**Do this:**
Every record below should be printed exactly as it appears.

**Given information:**
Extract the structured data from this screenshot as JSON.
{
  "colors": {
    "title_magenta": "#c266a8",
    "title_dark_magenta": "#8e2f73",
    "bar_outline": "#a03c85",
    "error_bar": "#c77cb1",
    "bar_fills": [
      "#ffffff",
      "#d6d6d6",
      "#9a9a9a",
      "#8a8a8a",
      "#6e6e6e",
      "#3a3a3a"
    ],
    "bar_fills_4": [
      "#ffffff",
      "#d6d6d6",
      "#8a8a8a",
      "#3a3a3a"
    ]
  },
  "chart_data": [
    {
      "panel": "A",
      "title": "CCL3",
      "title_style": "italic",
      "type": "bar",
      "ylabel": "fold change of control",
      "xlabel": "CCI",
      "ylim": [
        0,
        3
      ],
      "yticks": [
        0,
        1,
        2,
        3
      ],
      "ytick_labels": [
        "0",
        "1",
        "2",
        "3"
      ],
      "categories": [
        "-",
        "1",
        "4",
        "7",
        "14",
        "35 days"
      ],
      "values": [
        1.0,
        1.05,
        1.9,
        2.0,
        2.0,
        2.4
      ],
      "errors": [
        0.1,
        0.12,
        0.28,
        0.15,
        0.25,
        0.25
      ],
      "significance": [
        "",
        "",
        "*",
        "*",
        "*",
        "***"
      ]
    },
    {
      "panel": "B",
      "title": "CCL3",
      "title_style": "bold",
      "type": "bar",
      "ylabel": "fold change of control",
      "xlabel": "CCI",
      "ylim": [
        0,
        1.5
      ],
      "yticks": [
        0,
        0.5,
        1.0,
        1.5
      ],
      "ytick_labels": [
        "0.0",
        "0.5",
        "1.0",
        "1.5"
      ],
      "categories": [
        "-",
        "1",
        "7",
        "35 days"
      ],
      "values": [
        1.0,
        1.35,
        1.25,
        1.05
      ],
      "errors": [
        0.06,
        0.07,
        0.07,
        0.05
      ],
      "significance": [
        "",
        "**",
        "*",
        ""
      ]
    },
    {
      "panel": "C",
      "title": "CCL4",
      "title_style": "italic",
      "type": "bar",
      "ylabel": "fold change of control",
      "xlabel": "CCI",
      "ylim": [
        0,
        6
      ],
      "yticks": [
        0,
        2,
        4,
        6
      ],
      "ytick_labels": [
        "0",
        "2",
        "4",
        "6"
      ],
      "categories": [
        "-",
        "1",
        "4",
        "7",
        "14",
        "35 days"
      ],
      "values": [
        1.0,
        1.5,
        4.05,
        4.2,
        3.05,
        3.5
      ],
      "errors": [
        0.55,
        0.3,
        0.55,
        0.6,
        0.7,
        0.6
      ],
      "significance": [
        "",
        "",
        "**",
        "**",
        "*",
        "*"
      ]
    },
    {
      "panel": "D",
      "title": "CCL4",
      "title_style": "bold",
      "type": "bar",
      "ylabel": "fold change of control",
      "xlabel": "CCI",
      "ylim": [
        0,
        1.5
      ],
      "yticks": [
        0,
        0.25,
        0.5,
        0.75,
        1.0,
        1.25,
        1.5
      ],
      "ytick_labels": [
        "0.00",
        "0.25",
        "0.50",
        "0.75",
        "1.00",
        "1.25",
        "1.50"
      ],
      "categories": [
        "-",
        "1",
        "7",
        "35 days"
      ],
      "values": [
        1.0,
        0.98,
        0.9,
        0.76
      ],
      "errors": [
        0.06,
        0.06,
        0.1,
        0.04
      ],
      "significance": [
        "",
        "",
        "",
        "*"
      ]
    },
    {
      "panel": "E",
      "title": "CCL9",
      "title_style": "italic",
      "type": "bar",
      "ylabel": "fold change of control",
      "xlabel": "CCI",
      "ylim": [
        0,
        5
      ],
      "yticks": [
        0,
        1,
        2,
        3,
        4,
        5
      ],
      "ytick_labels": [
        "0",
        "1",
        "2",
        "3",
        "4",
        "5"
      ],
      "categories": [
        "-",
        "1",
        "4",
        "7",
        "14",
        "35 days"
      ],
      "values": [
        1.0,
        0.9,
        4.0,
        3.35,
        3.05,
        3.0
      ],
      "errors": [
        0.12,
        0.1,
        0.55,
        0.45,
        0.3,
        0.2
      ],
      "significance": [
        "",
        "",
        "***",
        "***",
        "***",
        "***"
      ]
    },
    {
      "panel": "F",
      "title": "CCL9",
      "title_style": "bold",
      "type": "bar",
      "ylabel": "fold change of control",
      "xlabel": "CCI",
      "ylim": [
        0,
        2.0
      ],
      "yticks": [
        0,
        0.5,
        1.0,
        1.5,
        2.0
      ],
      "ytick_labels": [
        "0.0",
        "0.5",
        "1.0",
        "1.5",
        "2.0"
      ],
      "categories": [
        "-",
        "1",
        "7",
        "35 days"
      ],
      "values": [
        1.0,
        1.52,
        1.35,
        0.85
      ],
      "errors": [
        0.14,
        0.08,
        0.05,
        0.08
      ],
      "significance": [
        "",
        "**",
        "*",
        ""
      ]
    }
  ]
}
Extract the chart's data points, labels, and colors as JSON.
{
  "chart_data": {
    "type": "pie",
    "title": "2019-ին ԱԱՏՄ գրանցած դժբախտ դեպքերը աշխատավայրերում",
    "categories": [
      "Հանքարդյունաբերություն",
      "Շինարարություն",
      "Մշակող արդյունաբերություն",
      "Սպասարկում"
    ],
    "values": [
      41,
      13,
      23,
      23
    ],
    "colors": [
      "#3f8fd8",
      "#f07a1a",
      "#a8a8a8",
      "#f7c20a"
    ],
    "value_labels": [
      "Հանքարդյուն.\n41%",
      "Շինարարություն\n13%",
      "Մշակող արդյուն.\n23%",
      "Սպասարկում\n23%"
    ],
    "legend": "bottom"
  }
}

**Solution for this task:**
Extract the structured data from this screenshot as JSON.
{
  "colors": {
    "title_magenta": "#c266a8",
    "title_dark_magenta": "#8e2f73",
    "bar_outline": "#a03c85",
    "error_bar": "#c77cb1",
    "bar_fills": [
      "#ffffff",
      "#d6d6d6",
      "#9a9a9a",
      "#8a8a8a",
      "#6e6e6e",
      "#3a3a3a"
    ],
    "bar_fills_4": [
      "#ffffff",
      "#d6d6d6",
      "#8a8a8a",
      "#3a3a3a"
    ]
  },
  "chart_data": [
    {
      "panel": "A",
      "title": "CCL3",
      "title_style": "italic",
      "type": "bar",
      "ylabel": "fold change of control",
      "xlabel": "CCI",
      "ylim": [
        0,
        3
      ],
      "yticks": [
        0,
        1,
        2,
        3
      ],
      "ytick_labels": [
        "0",
        "1",
        "2",
        "3"
      ],
      "categories": [
        "-",
        "1",
        "4",
        "7",
        "14",
        "35 days"
      ],
      "values": [
        1.0,
        1.05,
        1.9,
        2.0,
        2.0,
        2.4
      ],
      "errors": [
        0.1,
        0.12,
        0.28,
        0.15,
        0.25,
        0.25
      ],
      "significance": [
        "",
        "",
        "*",
        "*",
        "*",
        "***"
      ]
    },
    {
      "panel": "B",
      "title": "CCL3",
      "title_style": "bold",
      "type": "bar",
      "ylabel": "fold change of control",
      "xlabel": "CCI",
      "ylim": [
        0,
        1.5
      ],
      "yticks": [
        0,
        0.5,
        1.0,
        1.5
      ],
      "ytick_labels": [
        "0.0",
        "0.5",
        "1.0",
        "1.5"
      ],
      "categories": [
        "-",
        "1",
        "7",
        "35 days"
      ],
      "values": [
        1.0,
        1.35,
        1.25,
        1.05
      ],
      "errors": [
        0.06,
        0.07,
        0.07,
        0.05
      ],
      "significance": [
        "",
        "**",
        "*",
        ""
      ]
    },
    {
      "panel": "C",
      "title": "CCL4",
      "title_style": "italic",
      "type": "bar",
      "ylabel": "fold change of control",
      "xlabel": "CCI",
      "ylim": [
        0,
        6
      ],
      "yticks": [
        0,
        2,
        4,
        6
      ],
      "ytick_labels": [
        "0",
        "2",
        "4",
        "6"
      ],
      "categories": [
        "-",
        "1",
        "4",
        "7",
        "14",
        "35 days"
      ],
      "values": [
        1.0,
        1.5,
        4.05,
        4.2,
        3.05,
        3.5
      ],
      "errors": [
        0.55,
        0.3,
        0.55,
        0.6,
        0.7,
        0.6
      ],
      "significance": [
        "",
        "",
        "**",
        "**",
        "*",
        "*"
      ]
    },
    {
      "panel": "D",
      "title": "CCL4",
      "title_style": "bold",
      "type": "bar",
      "ylabel": "fold change of control",
      "xlabel": "CCI",
      "ylim": [
        0,
        1.5
      ],
      "yticks": [
        0,
        0.25,
        0.5,
        0.75,
        1.0,
        1.25,
        1.5
      ],
      "ytick_labels": [
        "0.00",
        "0.25",
        "0.50",
        "0.75",
        "1.00",
        "1.25",
        "1.50"
      ],
      "categories": [
        "-",
        "1",
        "7",
        "35 days"
      ],
      "values": [
        1.0,
        0.98,
        0.9,
        0.76
      ],
      "errors": [
        0.06,
        0.06,
        0.1,
        0.04
      ],
      "significance": [
        "",
        "",
        "",
        "*"
      ]
    },
    {
      "panel": "E",
      "title": "CCL9",
      "title_style": "italic",
      "type": "bar",
      "ylabel": "fold change of control",
      "xlabel": "CCI",
      "ylim": [
        0,
        5
      ],
      "yticks": [
        0,
        1,
        2,
        3,
        4,
        5
      ],
      "ytick_labels": [
        "0",
        "1",
        "2",
        "3",
        "4",
        "5"
      ],
      "categories": [
        "-",
        "1",
        "4",
        "7",
        "14",
        "35 days"
      ],
      "values": [
        1.0,
        0.9,
        4.0,
        3.35,
        3.05,
        3.0
      ],
      "errors": [
        0.12,
        0.1,
        0.55,
        0.45,
        0.3,
        0.2
      ],
      "significance": [
        "",
        "",
        "***",
        "***",
        "***",
        "***"
      ]
    },
    {
      "panel": "F",
      "title": "CCL9",
      "title_style": "bold",
      "type": "bar",
      "ylabel": "fold change of control",
      "xlabel": "CCI",
      "ylim": [
        0,
        2.0
      ],
      "yticks": [
        0,
        0.5,
        1.0,
        1.5,
        2.0
      ],
      "ytick_labels": [
        "0.0",
        "0.5",
        "1.0",
        "1.5",
        "2.0"
      ],
      "categories": [
        "-",
        "1",
        "7",
        "35 days"
      ],
      "values": [
        1.0,
        1.52,
        1.35,
        0.85
      ],
      "errors": [
        0.14,
        0.08,
        0.05,
        0.08
      ],
      "significance": [
        "",
        "**",
        "*",
        ""
      ]
    }
  ]
}
Extract the chart's data points, labels, and colors as JSON.
{
  "chart_data": {
    "type": "pie",
    "title": "2019-ին ԱԱՏՄ գրանցած դժբախտ դեպքերը աշխատավայրերում",
    "categories": [
      "Հանքարդյունաբերություն",
      "Շինարարություն",
      "Մշակող արդյունաբերություն",
      "Սպասարկում"
    ],
    "values": [
      41,
      13,
      23,
      23
    ],
    "colors": [
      "#3f8fd8",
      "#f07a1a",
      "#a8a8a8",
      "#f7c20a"
    ],
    "value_labels": [
      "Հանքարդյուն.\n41%",
      "Շինարարություն\n13%",
      "Մշակող արդյուն.\n23%",
      "Սպասարկում\n23%"
    ],
    "legend": "bottom"
  }
}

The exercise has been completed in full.